:: Supplied data ::
-=-=-

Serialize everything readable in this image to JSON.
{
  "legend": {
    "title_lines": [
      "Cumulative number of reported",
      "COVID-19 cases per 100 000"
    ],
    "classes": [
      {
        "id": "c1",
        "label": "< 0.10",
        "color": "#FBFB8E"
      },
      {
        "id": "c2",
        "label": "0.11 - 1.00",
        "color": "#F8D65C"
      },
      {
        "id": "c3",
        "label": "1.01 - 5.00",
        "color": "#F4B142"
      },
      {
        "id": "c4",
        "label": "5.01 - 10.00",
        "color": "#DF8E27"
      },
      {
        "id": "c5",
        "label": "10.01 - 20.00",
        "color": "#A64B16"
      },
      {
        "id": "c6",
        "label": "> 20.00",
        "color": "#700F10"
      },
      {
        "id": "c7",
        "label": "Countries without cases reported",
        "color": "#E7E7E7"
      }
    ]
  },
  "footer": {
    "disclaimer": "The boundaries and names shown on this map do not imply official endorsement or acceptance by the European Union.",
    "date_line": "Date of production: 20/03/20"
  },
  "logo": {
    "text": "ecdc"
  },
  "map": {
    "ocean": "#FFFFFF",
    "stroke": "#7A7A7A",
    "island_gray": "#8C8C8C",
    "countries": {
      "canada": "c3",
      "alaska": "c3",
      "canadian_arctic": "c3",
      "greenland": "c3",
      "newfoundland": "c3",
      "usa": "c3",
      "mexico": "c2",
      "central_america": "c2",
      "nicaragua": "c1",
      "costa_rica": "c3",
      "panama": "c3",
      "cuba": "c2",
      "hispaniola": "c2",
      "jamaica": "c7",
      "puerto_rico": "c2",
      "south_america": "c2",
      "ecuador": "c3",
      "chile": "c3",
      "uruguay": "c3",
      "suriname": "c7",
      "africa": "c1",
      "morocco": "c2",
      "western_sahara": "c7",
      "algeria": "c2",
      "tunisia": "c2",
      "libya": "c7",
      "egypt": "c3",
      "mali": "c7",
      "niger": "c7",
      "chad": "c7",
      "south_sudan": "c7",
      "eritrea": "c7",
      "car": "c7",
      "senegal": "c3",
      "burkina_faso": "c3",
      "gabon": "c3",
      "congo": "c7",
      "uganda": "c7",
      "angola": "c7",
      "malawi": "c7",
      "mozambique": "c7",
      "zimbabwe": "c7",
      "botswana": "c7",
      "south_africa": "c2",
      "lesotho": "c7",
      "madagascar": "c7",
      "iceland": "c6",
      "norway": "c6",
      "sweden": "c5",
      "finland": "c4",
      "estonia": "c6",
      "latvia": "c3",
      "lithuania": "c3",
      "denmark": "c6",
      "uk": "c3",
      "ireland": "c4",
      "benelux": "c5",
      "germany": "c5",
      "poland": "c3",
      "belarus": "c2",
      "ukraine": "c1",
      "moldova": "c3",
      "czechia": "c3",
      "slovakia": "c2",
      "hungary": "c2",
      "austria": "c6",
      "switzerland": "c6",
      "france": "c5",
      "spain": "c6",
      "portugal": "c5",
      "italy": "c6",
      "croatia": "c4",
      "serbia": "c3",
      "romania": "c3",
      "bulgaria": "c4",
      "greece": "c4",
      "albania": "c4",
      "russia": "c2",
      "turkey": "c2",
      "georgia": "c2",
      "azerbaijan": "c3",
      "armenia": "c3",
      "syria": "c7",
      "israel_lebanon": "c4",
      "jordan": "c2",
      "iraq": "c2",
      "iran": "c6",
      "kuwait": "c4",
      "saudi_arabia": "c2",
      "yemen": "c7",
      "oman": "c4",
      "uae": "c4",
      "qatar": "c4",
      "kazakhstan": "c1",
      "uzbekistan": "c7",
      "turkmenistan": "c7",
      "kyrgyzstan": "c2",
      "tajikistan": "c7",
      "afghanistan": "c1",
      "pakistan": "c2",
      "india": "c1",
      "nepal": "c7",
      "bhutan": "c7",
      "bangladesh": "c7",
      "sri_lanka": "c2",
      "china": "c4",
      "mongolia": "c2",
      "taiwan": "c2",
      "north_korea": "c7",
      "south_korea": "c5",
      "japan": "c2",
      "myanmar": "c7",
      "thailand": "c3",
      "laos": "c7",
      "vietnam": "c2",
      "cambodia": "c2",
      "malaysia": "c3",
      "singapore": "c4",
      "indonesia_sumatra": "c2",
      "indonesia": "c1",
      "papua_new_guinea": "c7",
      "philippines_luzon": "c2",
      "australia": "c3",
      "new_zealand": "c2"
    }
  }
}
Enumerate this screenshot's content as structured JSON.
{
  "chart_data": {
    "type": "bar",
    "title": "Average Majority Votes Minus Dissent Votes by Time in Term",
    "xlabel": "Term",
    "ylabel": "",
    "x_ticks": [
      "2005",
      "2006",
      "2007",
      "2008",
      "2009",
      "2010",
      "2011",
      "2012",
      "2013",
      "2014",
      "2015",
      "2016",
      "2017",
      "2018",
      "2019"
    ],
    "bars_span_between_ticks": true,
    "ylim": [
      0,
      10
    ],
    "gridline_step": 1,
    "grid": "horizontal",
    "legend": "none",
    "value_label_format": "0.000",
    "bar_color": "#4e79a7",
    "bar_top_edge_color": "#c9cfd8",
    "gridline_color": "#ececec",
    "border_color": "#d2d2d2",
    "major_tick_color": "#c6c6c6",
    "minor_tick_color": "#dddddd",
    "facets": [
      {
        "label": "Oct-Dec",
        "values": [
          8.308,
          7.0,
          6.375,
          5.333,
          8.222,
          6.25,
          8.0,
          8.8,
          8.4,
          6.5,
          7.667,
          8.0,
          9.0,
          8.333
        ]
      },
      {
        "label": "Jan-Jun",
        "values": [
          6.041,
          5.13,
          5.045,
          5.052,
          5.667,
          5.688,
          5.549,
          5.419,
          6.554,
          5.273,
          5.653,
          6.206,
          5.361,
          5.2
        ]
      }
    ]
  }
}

-=-=-

:: Instruction ::
From the listing above, reproduce all the lines exactly.

:: Result of the task ::
Serialize everything readable in this image to JSON.
{
  "legend": {
    "title_lines": [
      "Cumulative number of reported",
      "COVID-19 cases per 100 000"
    ],
    "classes": [
      {
        "id": "c1",
        "label": "< 0.10",
        "color": "#FBFB8E"
      },
      {
        "id": "c2",
        "label": "0.11 - 1.00",
        "color": "#F8D65C"
      },
      {
        "id": "c3",
        "label": "1.01 - 5.00",
        "color": "#F4B142"
      },
      {
        "id": "c4",
        "label": "5.01 - 10.00",
        "color": "#DF8E27"
      },
      {
        "id": "c5",
        "label": "10.01 - 20.00",
        "color": "#A64B16"
      },
      {
        "id": "c6",
        "label": "> 20.00",
        "color": "#700F10"
      },
      {
        "id": "c7",
        "label": "Countries without cases reported",
        "color": "#E7E7E7"
      }
    ]
  },
  "footer": {
    "disclaimer": "The boundaries and names shown on this map do not imply official endorsement or acceptance by the European Union.",
    "date_line": "Date of production: 20/03/20"
  },
  "logo": {
    "text": "ecdc"
  },
  "map": {
    "ocean": "#FFFFFF",
    "stroke": "#7A7A7A",
    "island_gray": "#8C8C8C",
    "countries": {
      "canada": "c3",
      "alaska": "c3",
      "canadian_arctic": "c3",
      "greenland": "c3",
      "newfoundland": "c3",
      "usa": "c3",
      "mexico": "c2",
      "central_america": "c2",
      "nicaragua": "c1",
      "costa_rica": "c3",
      "panama": "c3",
      "cuba": "c2",
      "hispaniola": "c2",
      "jamaica": "c7",
      "puerto_rico": "c2",
      "south_america": "c2",
      "ecuador": "c3",
      "chile": "c3",
      "uruguay": "c3",
      "suriname": "c7",
      "africa": "c1",
      "morocco": "c2",
      "western_sahara": "c7",
      "algeria": "c2",
      "tunisia": "c2",
      "libya": "c7",
      "egypt": "c3",
      "mali": "c7",
      "niger": "c7",
      "chad": "c7",
      "south_sudan": "c7",
      "eritrea": "c7",
      "car": "c7",
      "senegal": "c3",
      "burkina_faso": "c3",
      "gabon": "c3",
      "congo": "c7",
      "uganda": "c7",
      "angola": "c7",
      "malawi": "c7",
      "mozambique": "c7",
      "zimbabwe": "c7",
      "botswana": "c7",
      "south_africa": "c2",
      "lesotho": "c7",
      "madagascar": "c7",
      "iceland": "c6",
      "norway": "c6",
      "sweden": "c5",
      "finland": "c4",
      "estonia": "c6",
      "latvia": "c3",
      "lithuania": "c3",
      "denmark": "c6",
      "uk": "c3",
      "ireland": "c4",
      "benelux": "c5",
      "germany": "c5",
      "poland": "c3",
      "belarus": "c2",
      "ukraine": "c1",
      "moldova": "c3",
      "czechia": "c3",
      "slovakia": "c2",
      "hungary": "c2",
      "austria": "c6",
      "switzerland": "c6",
      "france": "c5",
      "spain": "c6",
      "portugal": "c5",
      "italy": "c6",
      "croatia": "c4",
      "serbia": "c3",
      "romania": "c3",
      "bulgaria": "c4",
      "greece": "c4",
      "albania": "c4",
      "russia": "c2",
      "turkey": "c2",
      "georgia": "c2",
      "azerbaijan": "c3",
      "armenia": "c3",
      "syria": "c7",
      "israel_lebanon": "c4",
      "jordan": "c2",
      "iraq": "c2",
      "iran": "c6",
      "kuwait": "c4",
      "saudi_arabia": "c2",
      "yemen": "c7",
      "oman": "c4",
      "uae": "c4",
      "qatar": "c4",
      "kazakhstan": "c1",
      "uzbekistan": "c7",
      "turkmenistan": "c7",
      "kyrgyzstan": "c2",
      "tajikistan": "c7",
      "afghanistan": "c1",
      "pakistan": "c2",
      "india": "c1",
      "nepal": "c7",
      "bhutan": "c7",
      "bangladesh": "c7",
      "sri_lanka": "c2",
      "china": "c4",
      "mongolia": "c2",
      "taiwan": "c2",
      "north_korea": "c7",
      "south_korea": "c5",
      "japan": "c2",
      "myanmar": "c7",
      "thailand": "c3",
      "laos": "c7",
      "vietnam": "c2",
      "cambodia": "c2",
      "malaysia": "c3",
      "singapore": "c4",
      "indonesia_sumatra": "c2",
      "indonesia": "c1",
      "papua_new_guinea": "c7",
      "philippines_luzon": "c2",
      "australia": "c3",
      "new_zealand": "c2"
    }
  }
}
Enumerate this screenshot's content as structured JSON.
{
  "chart_data": {
    "type": "bar",
    "title": "Average Majority Votes Minus Dissent Votes by Time in Term",
    "xlabel": "Term",
    "ylabel": "",
    "x_ticks": [
      "2005",
      "2006",
      "2007",
      "2008",
      "2009",
      "2010",
      "2011",
      "2012",
      "2013",
      "2014",
      "2015",
      "2016",
      "2017",
      "2018",
      "2019"
    ],
    "bars_span_between_ticks": true,
    "ylim": [
      0,
      10
    ],
    "gridline_step": 1,
    "grid": "horizontal",
    "legend": "none",
    "value_label_format": "0.000",
    "bar_color": "#4e79a7",
    "bar_top_edge_color": "#c9cfd8",
    "gridline_color": "#ececec",
    "border_color": "#d2d2d2",
    "major_tick_color": "#c6c6c6",
    "minor_tick_color": "#dddddd",
    "facets": [
      {
        "label": "Oct-Dec",
        "values": [
          8.308,
          7.0,
          6.375,
          5.333,
          8.222,
          6.25,
          8.0,
          8.8,
          8.4,
          6.5,
          7.667,
          8.0,
          9.0,
          8.333
        ]
      },
      {
        "label": "Jan-Jun",
        "values": [
          6.041,
          5.13,
          5.045,
          5.052,
          5.667,
          5.688,
          5.549,
          5.419,
          6.554,
          5.273,
          5.653,
          6.206,
          5.361,
          5.2
        ]
      }
    ]
  }
}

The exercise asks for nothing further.